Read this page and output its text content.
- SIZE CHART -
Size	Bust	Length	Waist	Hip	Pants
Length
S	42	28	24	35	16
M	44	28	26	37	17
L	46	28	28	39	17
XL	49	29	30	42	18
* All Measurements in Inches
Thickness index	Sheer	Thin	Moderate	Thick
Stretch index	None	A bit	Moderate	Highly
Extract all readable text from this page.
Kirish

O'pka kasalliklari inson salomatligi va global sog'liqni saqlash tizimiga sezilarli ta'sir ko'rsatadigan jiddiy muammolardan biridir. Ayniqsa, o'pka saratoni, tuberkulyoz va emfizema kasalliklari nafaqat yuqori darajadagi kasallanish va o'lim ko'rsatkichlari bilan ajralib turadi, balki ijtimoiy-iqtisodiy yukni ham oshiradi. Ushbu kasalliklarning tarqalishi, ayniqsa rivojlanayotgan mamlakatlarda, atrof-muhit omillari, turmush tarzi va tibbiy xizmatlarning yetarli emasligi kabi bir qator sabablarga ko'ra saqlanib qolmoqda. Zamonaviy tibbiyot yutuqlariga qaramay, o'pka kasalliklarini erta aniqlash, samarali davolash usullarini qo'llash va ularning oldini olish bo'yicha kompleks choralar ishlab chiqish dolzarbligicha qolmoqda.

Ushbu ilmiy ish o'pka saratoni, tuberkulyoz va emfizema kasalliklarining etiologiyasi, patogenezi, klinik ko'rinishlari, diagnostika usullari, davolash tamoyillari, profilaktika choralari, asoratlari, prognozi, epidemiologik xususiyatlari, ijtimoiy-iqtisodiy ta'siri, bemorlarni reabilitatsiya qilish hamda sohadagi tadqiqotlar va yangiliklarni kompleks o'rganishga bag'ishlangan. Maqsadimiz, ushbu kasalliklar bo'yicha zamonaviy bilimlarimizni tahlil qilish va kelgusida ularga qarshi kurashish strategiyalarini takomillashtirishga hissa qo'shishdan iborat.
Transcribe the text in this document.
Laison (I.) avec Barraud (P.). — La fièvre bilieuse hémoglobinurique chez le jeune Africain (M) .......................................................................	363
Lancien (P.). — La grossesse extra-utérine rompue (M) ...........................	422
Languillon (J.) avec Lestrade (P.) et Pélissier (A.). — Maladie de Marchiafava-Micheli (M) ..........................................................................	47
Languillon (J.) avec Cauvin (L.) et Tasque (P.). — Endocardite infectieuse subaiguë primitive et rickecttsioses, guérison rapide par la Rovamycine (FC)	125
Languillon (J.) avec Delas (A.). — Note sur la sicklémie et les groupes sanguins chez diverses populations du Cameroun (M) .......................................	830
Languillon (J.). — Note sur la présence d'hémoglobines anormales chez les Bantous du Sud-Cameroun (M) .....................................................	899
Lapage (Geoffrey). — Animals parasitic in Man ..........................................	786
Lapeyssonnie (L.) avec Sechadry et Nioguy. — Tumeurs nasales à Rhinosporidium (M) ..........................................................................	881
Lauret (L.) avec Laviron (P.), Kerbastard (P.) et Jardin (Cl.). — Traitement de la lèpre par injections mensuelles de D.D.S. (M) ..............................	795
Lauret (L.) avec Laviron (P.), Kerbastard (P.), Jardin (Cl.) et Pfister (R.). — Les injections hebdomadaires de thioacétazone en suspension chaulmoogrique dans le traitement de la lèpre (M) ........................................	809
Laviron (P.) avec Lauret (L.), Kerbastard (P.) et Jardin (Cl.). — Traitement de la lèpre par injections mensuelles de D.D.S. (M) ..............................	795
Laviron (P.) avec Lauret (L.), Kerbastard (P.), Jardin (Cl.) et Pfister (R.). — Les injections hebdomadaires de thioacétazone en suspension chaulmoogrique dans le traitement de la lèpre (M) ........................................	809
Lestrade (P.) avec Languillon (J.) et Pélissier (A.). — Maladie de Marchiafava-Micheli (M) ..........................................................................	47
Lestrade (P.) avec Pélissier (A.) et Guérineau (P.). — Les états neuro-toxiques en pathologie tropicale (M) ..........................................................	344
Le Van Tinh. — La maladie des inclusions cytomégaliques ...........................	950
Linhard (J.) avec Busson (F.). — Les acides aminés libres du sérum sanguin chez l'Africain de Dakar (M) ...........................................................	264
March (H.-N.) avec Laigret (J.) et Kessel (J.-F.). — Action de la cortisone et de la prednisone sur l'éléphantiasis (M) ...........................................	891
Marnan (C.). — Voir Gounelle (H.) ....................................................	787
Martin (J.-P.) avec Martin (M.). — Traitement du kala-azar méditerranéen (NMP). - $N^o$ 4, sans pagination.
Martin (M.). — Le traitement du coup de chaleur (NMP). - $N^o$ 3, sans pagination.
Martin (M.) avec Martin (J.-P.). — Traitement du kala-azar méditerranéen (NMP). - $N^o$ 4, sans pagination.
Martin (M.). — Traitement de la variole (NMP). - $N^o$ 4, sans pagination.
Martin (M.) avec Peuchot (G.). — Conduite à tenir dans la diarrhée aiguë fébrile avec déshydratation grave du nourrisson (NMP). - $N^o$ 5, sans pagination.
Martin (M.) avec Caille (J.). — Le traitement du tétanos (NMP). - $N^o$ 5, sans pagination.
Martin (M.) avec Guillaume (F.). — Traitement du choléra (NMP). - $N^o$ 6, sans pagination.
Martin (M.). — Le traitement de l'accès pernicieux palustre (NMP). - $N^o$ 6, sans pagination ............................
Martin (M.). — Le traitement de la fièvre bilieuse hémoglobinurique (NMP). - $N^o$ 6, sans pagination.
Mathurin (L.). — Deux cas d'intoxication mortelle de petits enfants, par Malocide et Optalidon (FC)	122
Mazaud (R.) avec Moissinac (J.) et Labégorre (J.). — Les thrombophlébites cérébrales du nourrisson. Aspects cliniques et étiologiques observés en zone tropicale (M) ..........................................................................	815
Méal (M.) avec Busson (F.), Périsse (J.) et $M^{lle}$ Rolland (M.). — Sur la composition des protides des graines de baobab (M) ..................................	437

• Do this: Write out every entry above, word for word.

• Exercise solution:
Read this page and output its text content.
- SIZE CHART -
Size	Bust	Length	Waist	Hip	Pants
Length
S	42	28	24	35	16
M	44	28	26	37	17
L	46	28	28	39	17
XL	49	29	30	42	18
* All Measurements in Inches
Thickness index	Sheer	Thin	Moderate	Thick
Stretch index	None	A bit	Moderate	Highly
Extract all readable text from this page.
Kirish

O'pka kasalliklari inson salomatligi va global sog'liqni saqlash tizimiga sezilarli ta'sir ko'rsatadigan jiddiy muammolardan biridir. Ayniqsa, o'pka saratoni, tuberkulyoz va emfizema kasalliklari nafaqat yuqori darajadagi kasallanish va o'lim ko'rsatkichlari bilan ajralib turadi, balki ijtimoiy-iqtisodiy yukni ham oshiradi. Ushbu kasalliklarning tarqalishi, ayniqsa rivojlanayotgan mamlakatlarda, atrof-muhit omillari, turmush tarzi va tibbiy xizmatlarning yetarli emasligi kabi bir qator sabablarga ko'ra saqlanib qolmoqda. Zamonaviy tibbiyot yutuqlariga qaramay, o'pka kasalliklarini erta aniqlash, samarali davolash usullarini qo'llash va ularning oldini olish bo'yicha kompleks choralar ishlab chiqish dolzarbligicha qolmoqda.

Ushbu ilmiy ish o'pka saratoni, tuberkulyoz va emfizema kasalliklarining etiologiyasi, patogenezi, klinik ko'rinishlari, diagnostika usullari, davolash tamoyillari, profilaktika choralari, asoratlari, prognozi, epidemiologik xususiyatlari, ijtimoiy-iqtisodiy ta'siri, bemorlarni reabilitatsiya qilish hamda sohadagi tadqiqotlar va yangiliklarni kompleks o'rganishga bag'ishlangan. Maqsadimiz, ushbu kasalliklar bo'yicha zamonaviy bilimlarimizni tahlil qilish va kelgusida ularga qarshi kurashish strategiyalarini takomillashtirishga hissa qo'shishdan iborat.
Transcribe the text in this document.
Laison (I.) avec Barraud (P.). — La fièvre bilieuse hémoglobinurique chez le jeune Africain (M) .......................................................................	363
Lancien (P.). — La grossesse extra-utérine rompue (M) ...........................	422
Languillon (J.) avec Lestrade (P.) et Pélissier (A.). — Maladie de Marchiafava-Micheli (M) ..........................................................................	47
Languillon (J.) avec Cauvin (L.) et Tasque (P.). — Endocardite infectieuse subaiguë primitive et rickecttsioses, guérison rapide par la Rovamycine (FC)	125
Languillon (J.) avec Delas (A.). — Note sur la sicklémie et les groupes sanguins chez diverses populations du Cameroun (M) .......................................	830
Languillon (J.). — Note sur la présence d'hémoglobines anormales chez les Bantous du Sud-Cameroun (M) .....................................................	899
Lapage (Geoffrey). — Animals parasitic in Man ..........................................	786
Lapeyssonnie (L.) avec Sechadry et Nioguy. — Tumeurs nasales à Rhinosporidium (M) ..........................................................................	881
Lauret (L.) avec Laviron (P.), Kerbastard (P.) et Jardin (Cl.). — Traitement de la lèpre par injections mensuelles de D.D.S. (M) ..............................	795
Lauret (L.) avec Laviron (P.), Kerbastard (P.), Jardin (Cl.) et Pfister (R.). — Les injections hebdomadaires de thioacétazone en suspension chaulmoogrique dans le traitement de la lèpre (M) ........................................	809
Laviron (P.) avec Lauret (L.), Kerbastard (P.) et Jardin (Cl.). — Traitement de la lèpre par injections mensuelles de D.D.S. (M) ..............................	795
Laviron (P.) avec Lauret (L.), Kerbastard (P.), Jardin (Cl.) et Pfister (R.). — Les injections hebdomadaires de thioacétazone en suspension chaulmoogrique dans le traitement de la lèpre (M) ........................................	809
Lestrade (P.) avec Languillon (J.) et Pélissier (A.). — Maladie de Marchiafava-Micheli (M) ..........................................................................	47
Lestrade (P.) avec Pélissier (A.) et Guérineau (P.). — Les états neuro-toxiques en pathologie tropicale (M) ..........................................................	344
Le Van Tinh. — La maladie des inclusions cytomégaliques ...........................	950
Linhard (J.) avec Busson (F.). — Les acides aminés libres du sérum sanguin chez l'Africain de Dakar (M) ...........................................................	264
March (H.-N.) avec Laigret (J.) et Kessel (J.-F.). — Action de la cortisone et de la prednisone sur l'éléphantiasis (M) ...........................................	891
Marnan (C.). — Voir Gounelle (H.) ....................................................	787
Martin (J.-P.) avec Martin (M.). — Traitement du kala-azar méditerranéen (NMP). - $N^o$ 4, sans pagination.
Martin (M.). — Le traitement du coup de chaleur (NMP). - $N^o$ 3, sans pagination.
Martin (M.) avec Martin (J.-P.). — Traitement du kala-azar méditerranéen (NMP). - $N^o$ 4, sans pagination.
Martin (M.). — Traitement de la variole (NMP). - $N^o$ 4, sans pagination.
Martin (M.) avec Peuchot (G.). — Conduite à tenir dans la diarrhée aiguë fébrile avec déshydratation grave du nourrisson (NMP). - $N^o$ 5, sans pagination.
Martin (M.) avec Caille (J.). — Le traitement du tétanos (NMP). - $N^o$ 5, sans pagination.
Martin (M.) avec Guillaume (F.). — Traitement du choléra (NMP). - $N^o$ 6, sans pagination.
Martin (M.). — Le traitement de l'accès pernicieux palustre (NMP). - $N^o$ 6, sans pagination ............................
Martin (M.). — Le traitement de la fièvre bilieuse hémoglobinurique (NMP). - $N^o$ 6, sans pagination.
Mathurin (L.). — Deux cas d'intoxication mortelle de petits enfants, par Malocide et Optalidon (FC)	122
Mazaud (R.) avec Moissinac (J.) et Labégorre (J.). — Les thrombophlébites cérébrales du nourrisson. Aspects cliniques et étiologiques observés en zone tropicale (M) ..........................................................................	815
Méal (M.) avec Busson (F.), Périsse (J.) et $M^{lle}$ Rolland (M.). — Sur la composition des protides des graines de baobab (M) ..................................	437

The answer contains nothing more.